[Try it]: Return the full listing word for word, but drop every picture from it.

[Exercise material]:
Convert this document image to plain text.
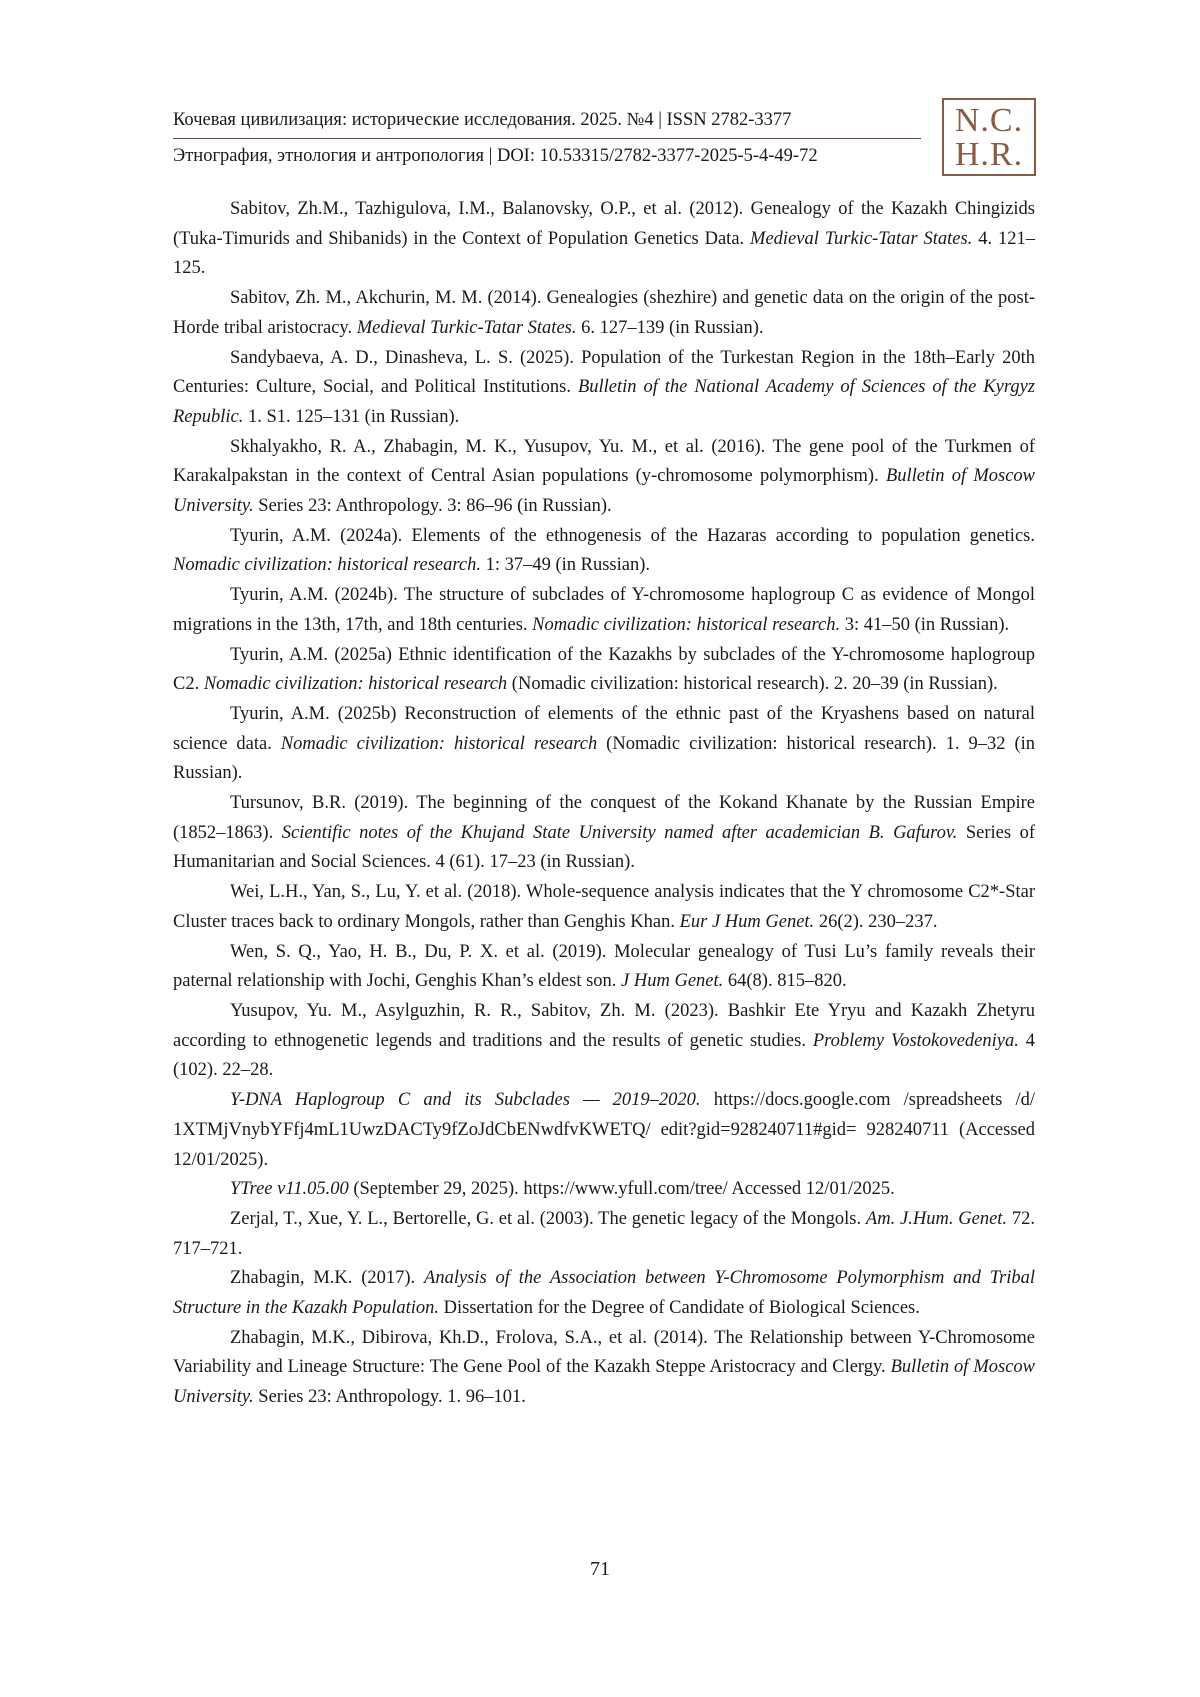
Кочевая цивилизация: исторические исследования. 2025. №4 | ISSN 2782-3377
Этнография, этнология и антропология | DOI: 10.53315/2782-3377-2025-5-4-49-72
N.C.
H.R.

Sabitov, Zh.M., Tazhigulova, I.M., Balanovsky, O.P., et al. (2012). Genealogy of the Kazakh Chingizids (Tuka-Timurids and Shibanids) in the Context of Population Genetics Data. Medieval Turkic-Tatar States. 4. 121–125.

Sabitov, Zh. M., Akchurin, M. M. (2014). Genealogies (shezhire) and genetic data on the origin of the post-Horde tribal aristocracy. Medieval Turkic-Tatar States. 6. 127–139 (in Russian).

Sandybaeva, A. D., Dinasheva, L. S. (2025). Population of the Turkestan Region in the 18th–Early 20th Centuries: Culture, Social, and Political Institutions. Bulletin of the National Academy of Sciences of the Kyrgyz Republic. 1. S1. 125–131 (in Russian).

Skhalyakho, R. A., Zhabagin, M. K., Yusupov, Yu. M., et al. (2016). The gene pool of the Turkmen of Karakalpakstan in the context of Central Asian populations (y-chromosome polymorphism). Bulletin of Moscow University. Series 23: Anthropology. 3: 86–96 (in Russian).

Tyurin, A.M. (2024a). Elements of the ethnogenesis of the Hazaras according to population genetics. Nomadic civilization: historical research. 1: 37–49 (in Russian).

Tyurin, A.M. (2024b). The structure of subclades of Y-chromosome haplogroup C as evidence of Mongol migrations in the 13th, 17th, and 18th centuries. Nomadic civilization: historical research. 3: 41–50 (in Russian).

Tyurin, A.M. (2025a) Ethnic identification of the Kazakhs by subclades of the Y-chromosome haplogroup C2. Nomadic civilization: historical research (Nomadic civilization: historical research). 2. 20–39 (in Russian).

Tyurin, A.M. (2025b) Reconstruction of elements of the ethnic past of the Kryashens based on natural science data. Nomadic civilization: historical research (Nomadic civilization: historical research). 1. 9–32 (in Russian).

Tursunov, B.R. (2019). The beginning of the conquest of the Kokand Khanate by the Russian Empire (1852–1863). Scientific notes of the Khujand State University named after academician B. Gafurov. Series of Humanitarian and Social Sciences. 4 (61). 17–23 (in Russian).

Wei, L.H., Yan, S., Lu, Y. et al. (2018). Whole-sequence analysis indicates that the Y chromosome C2*-Star Cluster traces back to ordinary Mongols, rather than Genghis Khan. Eur J Hum Genet. 26(2). 230–237.

Wen, S. Q., Yao, H. B., Du, P. X. et al. (2019). Molecular genealogy of Tusi Lu’s family reveals their paternal relationship with Jochi, Genghis Khan’s eldest son. J Hum Genet. 64(8). 815–820.

Yusupov, Yu. M., Asylguzhin, R. R., Sabitov, Zh. M. (2023). Bashkir Ete Yryu and Kazakh Zhetyru according to ethnogenetic legends and traditions and the results of genetic studies. Problemy Vostokovedeniya. 4 (102). 22–28.

Y-DNA Haplogroup C and its Subclades — 2019–2020. https://docs.google.com /spreadsheets /d/ 1XTMjVnybYFfj4mL1UwzDACTy9fZoJdCbENwdfvKWETQ/ edit?gid=928240711#gid= 928240711 (Accessed 12/01/2025).

YTree v11.05.00 (September 29, 2025). https://www.yfull.com/tree/ Accessed 12/01/2025.

Zerjal, T., Xue, Y. L., Bertorelle, G. et al. (2003). The genetic legacy of the Mongols. Am. J.Hum. Genet. 72. 717–721.

Zhabagin, M.K. (2017). Analysis of the Association between Y-Chromosome Polymorphism and Tribal Structure in the Kazakh Population. Dissertation for the Degree of Candidate of Biological Sciences.

Zhabagin, M.K., Dibirova, Kh.D., Frolova, S.A., et al. (2014). The Relationship between Y-Chromosome Variability and Lineage Structure: The Gene Pool of the Kazakh Steppe Aristocracy and Clergy. Bulletin of Moscow University. Series 23: Anthropology. 1. 96–101.

71
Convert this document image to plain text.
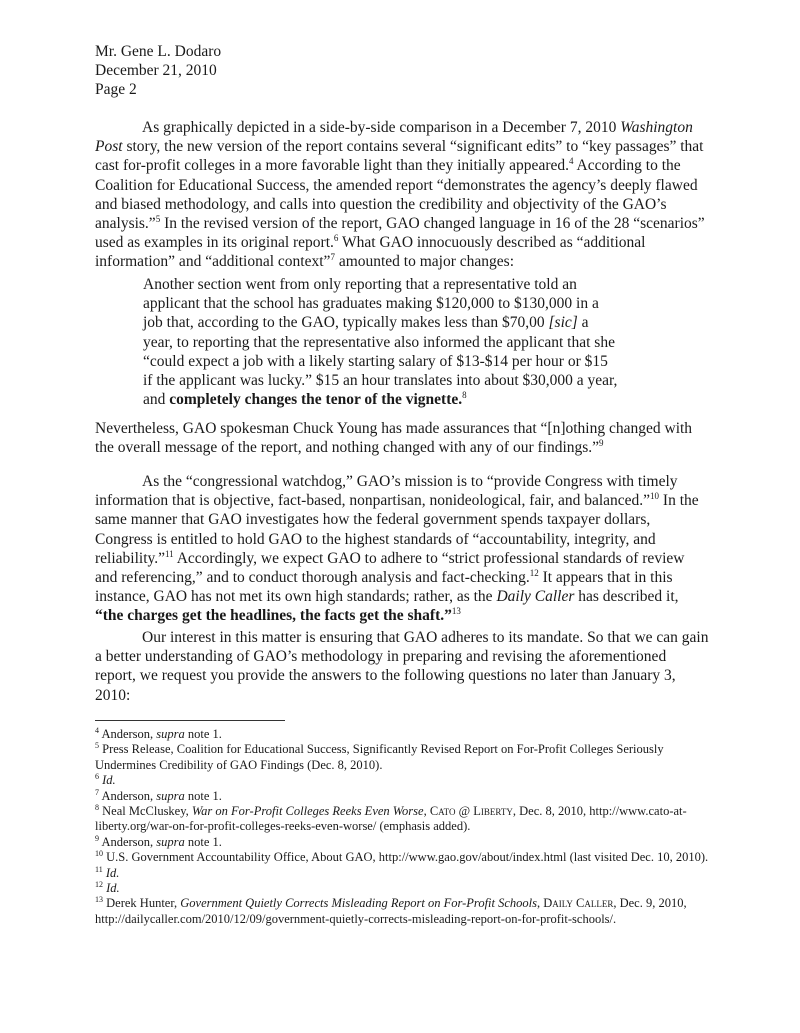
Mr. Gene L. Dodaro
December 21, 2010
Page 2
As graphically depicted in a side-by-side comparison in a December 7, 2010 Washington Post story, the new version of the report contains several “significant edits” to “key passages” that cast for-profit colleges in a more favorable light than they initially appeared.$^4$ According to the Coalition for Educational Success, the amended report “demonstrates the agency’s deeply flawed and biased methodology, and calls into question the credibility and objectivity of the GAO’s analysis.”$^5$ In the revised version of the report, GAO changed language in 16 of the 28 “scenarios” used as examples in its original report.$^6$ What GAO innocuously described as “additional information” and “additional context”$^7$ amounted to major changes:
Another section went from only reporting that a representative told an applicant that the school has graduates making $120,000 to $130,000 in a job that, according to the GAO, typically makes less than $70,00 [sic] a year, to reporting that the representative also informed the applicant that she “could expect a job with a likely starting salary of $13-$14 per hour or $15 if the applicant was lucky.” $15 an hour translates into about $30,000 a year, and completely changes the tenor of the vignette.$^8$
Nevertheless, GAO spokesman Chuck Young has made assurances that “[n]othing changed with the overall message of the report, and nothing changed with any of our findings.”$^9$
As the “congressional watchdog,” GAO’s mission is to “provide Congress with timely information that is objective, fact-based, nonpartisan, nonideological, fair, and balanced.”$^{10}$ In the same manner that GAO investigates how the federal government spends taxpayer dollars, Congress is entitled to hold GAO to the highest standards of “accountability, integrity, and reliability.”$^{11}$ Accordingly, we expect GAO to adhere to “strict professional standards of review and referencing,” and to conduct thorough analysis and fact-checking.$^{12}$ It appears that in this instance, GAO has not met its own high standards; rather, as the Daily Caller has described it, “the charges get the headlines, the facts get the shaft.”$^{13}$
Our interest in this matter is ensuring that GAO adheres to its mandate. So that we can gain a better understanding of GAO’s methodology in preparing and revising the aforementioned report, we request you provide the answers to the following questions no later than January 3, 2010:

$^4$ Anderson, supra note 1.

$^5$ Press Release, Coalition for Educational Success, Significantly Revised Report on For-Profit Colleges Seriously Undermines Credibility of GAO Findings (Dec. 8, 2010).

$^6$ Id.

$^7$ Anderson, supra note 1.

$^8$ Neal McCluskey, War on For-Profit Colleges Reeks Even Worse, Cato @ Liberty, Dec. 8, 2010, http://www.cato-at-liberty.org/war-on-for-profit-colleges-reeks-even-worse/ (emphasis added).

$^9$ Anderson, supra note 1.

$^{10}$ U.S. Government Accountability Office, About GAO, http://www.gao.gov/about/index.html (last visited Dec. 10, 2010).

$^{11}$ Id.

$^{12}$ Id.

$^{13}$ Derek Hunter, Government Quietly Corrects Misleading Report on For-Profit Schools, Daily Caller, Dec. 9, 2010, http://dailycaller.com/2010/12/09/government-quietly-corrects-misleading-report-on-for-profit-schools/.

[Answer box]:
Convert this document image to plain text.
Кочевая цивилизация: исторические исследования. 2025. №4 | ISSN 2782-3377
Этнография, этнология и антропология | DOI: 10.53315/2782-3377-2025-5-4-49-72
N.C.
H.R.

Sabitov, Zh.M., Tazhigulova, I.M., Balanovsky, O.P., et al. (2012). Genealogy of the Kazakh Chingizids (Tuka-Timurids and Shibanids) in the Context of Population Genetics Data. Medieval Turkic-Tatar States. 4. 121–125.

Sabitov, Zh. M., Akchurin, M. M. (2014). Genealogies (shezhire) and genetic data on the origin of the post-Horde tribal aristocracy. Medieval Turkic-Tatar States. 6. 127–139 (in Russian).

Sandybaeva, A. D., Dinasheva, L. S. (2025). Population of the Turkestan Region in the 18th–Early 20th Centuries: Culture, Social, and Political Institutions. Bulletin of the National Academy of Sciences of the Kyrgyz Republic. 1. S1. 125–131 (in Russian).

Skhalyakho, R. A., Zhabagin, M. K., Yusupov, Yu. M., et al. (2016). The gene pool of the Turkmen of Karakalpakstan in the context of Central Asian populations (y-chromosome polymorphism). Bulletin of Moscow University. Series 23: Anthropology. 3: 86–96 (in Russian).

Tyurin, A.M. (2024a). Elements of the ethnogenesis of the Hazaras according to population genetics. Nomadic civilization: historical research. 1: 37–49 (in Russian).

Tyurin, A.M. (2024b). The structure of subclades of Y-chromosome haplogroup C as evidence of Mongol migrations in the 13th, 17th, and 18th centuries. Nomadic civilization: historical research. 3: 41–50 (in Russian).

Tyurin, A.M. (2025a) Ethnic identification of the Kazakhs by subclades of the Y-chromosome haplogroup C2. Nomadic civilization: historical research (Nomadic civilization: historical research). 2. 20–39 (in Russian).

Tyurin, A.M. (2025b) Reconstruction of elements of the ethnic past of the Kryashens based on natural science data. Nomadic civilization: historical research (Nomadic civilization: historical research). 1. 9–32 (in Russian).

Tursunov, B.R. (2019). The beginning of the conquest of the Kokand Khanate by the Russian Empire (1852–1863). Scientific notes of the Khujand State University named after academician B. Gafurov. Series of Humanitarian and Social Sciences. 4 (61). 17–23 (in Russian).

Wei, L.H., Yan, S., Lu, Y. et al. (2018). Whole-sequence analysis indicates that the Y chromosome C2*-Star Cluster traces back to ordinary Mongols, rather than Genghis Khan. Eur J Hum Genet. 26(2). 230–237.

Wen, S. Q., Yao, H. B., Du, P. X. et al. (2019). Molecular genealogy of Tusi Lu’s family reveals their paternal relationship with Jochi, Genghis Khan’s eldest son. J Hum Genet. 64(8). 815–820.

Yusupov, Yu. M., Asylguzhin, R. R., Sabitov, Zh. M. (2023). Bashkir Ete Yryu and Kazakh Zhetyru according to ethnogenetic legends and traditions and the results of genetic studies. Problemy Vostokovedeniya. 4 (102). 22–28.

Y-DNA Haplogroup C and its Subclades — 2019–2020. https://docs.google.com /spreadsheets /d/ 1XTMjVnybYFfj4mL1UwzDACTy9fZoJdCbENwdfvKWETQ/ edit?gid=928240711#gid= 928240711 (Accessed 12/01/2025).

YTree v11.05.00 (September 29, 2025). https://www.yfull.com/tree/ Accessed 12/01/2025.

Zerjal, T., Xue, Y. L., Bertorelle, G. et al. (2003). The genetic legacy of the Mongols. Am. J.Hum. Genet. 72. 717–721.

Zhabagin, M.K. (2017). Analysis of the Association between Y-Chromosome Polymorphism and Tribal Structure in the Kazakh Population. Dissertation for the Degree of Candidate of Biological Sciences.

Zhabagin, M.K., Dibirova, Kh.D., Frolova, S.A., et al. (2014). The Relationship between Y-Chromosome Variability and Lineage Structure: The Gene Pool of the Kazakh Steppe Aristocracy and Clergy. Bulletin of Moscow University. Series 23: Anthropology. 1. 96–101.

71
Convert this document image to plain text.
Mr. Gene L. Dodaro
December 21, 2010
Page 2
As graphically depicted in a side-by-side comparison in a December 7, 2010 Washington Post story, the new version of the report contains several “significant edits” to “key passages” that cast for-profit colleges in a more favorable light than they initially appeared.$^4$ According to the Coalition for Educational Success, the amended report “demonstrates the agency’s deeply flawed and biased methodology, and calls into question the credibility and objectivity of the GAO’s analysis.”$^5$ In the revised version of the report, GAO changed language in 16 of the 28 “scenarios” used as examples in its original report.$^6$ What GAO innocuously described as “additional information” and “additional context”$^7$ amounted to major changes:
Another section went from only reporting that a representative told an applicant that the school has graduates making $120,000 to $130,000 in a job that, according to the GAO, typically makes less than $70,00 [sic] a year, to reporting that the representative also informed the applicant that she “could expect a job with a likely starting salary of $13-$14 per hour or $15 if the applicant was lucky.” $15 an hour translates into about $30,000 a year, and completely changes the tenor of the vignette.$^8$
Nevertheless, GAO spokesman Chuck Young has made assurances that “[n]othing changed with the overall message of the report, and nothing changed with any of our findings.”$^9$
As the “congressional watchdog,” GAO’s mission is to “provide Congress with timely information that is objective, fact-based, nonpartisan, nonideological, fair, and balanced.”$^{10}$ In the same manner that GAO investigates how the federal government spends taxpayer dollars, Congress is entitled to hold GAO to the highest standards of “accountability, integrity, and reliability.”$^{11}$ Accordingly, we expect GAO to adhere to “strict professional standards of review and referencing,” and to conduct thorough analysis and fact-checking.$^{12}$ It appears that in this instance, GAO has not met its own high standards; rather, as the Daily Caller has described it, “the charges get the headlines, the facts get the shaft.”$^{13}$
Our interest in this matter is ensuring that GAO adheres to its mandate. So that we can gain a better understanding of GAO’s methodology in preparing and revising the aforementioned report, we request you provide the answers to the following questions no later than January 3, 2010:

$^4$ Anderson, supra note 1.

$^5$ Press Release, Coalition for Educational Success, Significantly Revised Report on For-Profit Colleges Seriously Undermines Credibility of GAO Findings (Dec. 8, 2010).

$^6$ Id.

$^7$ Anderson, supra note 1.

$^8$ Neal McCluskey, War on For-Profit Colleges Reeks Even Worse, Cato @ Liberty, Dec. 8, 2010, http://www.cato-at-liberty.org/war-on-for-profit-colleges-reeks-even-worse/ (emphasis added).

$^9$ Anderson, supra note 1.

$^{10}$ U.S. Government Accountability Office, About GAO, http://www.gao.gov/about/index.html (last visited Dec. 10, 2010).

$^{11}$ Id.

$^{12}$ Id.

$^{13}$ Derek Hunter, Government Quietly Corrects Misleading Report on For-Profit Schools, Daily Caller, Dec. 9, 2010, http://dailycaller.com/2010/12/09/government-quietly-corrects-misleading-report-on-for-profit-schools/.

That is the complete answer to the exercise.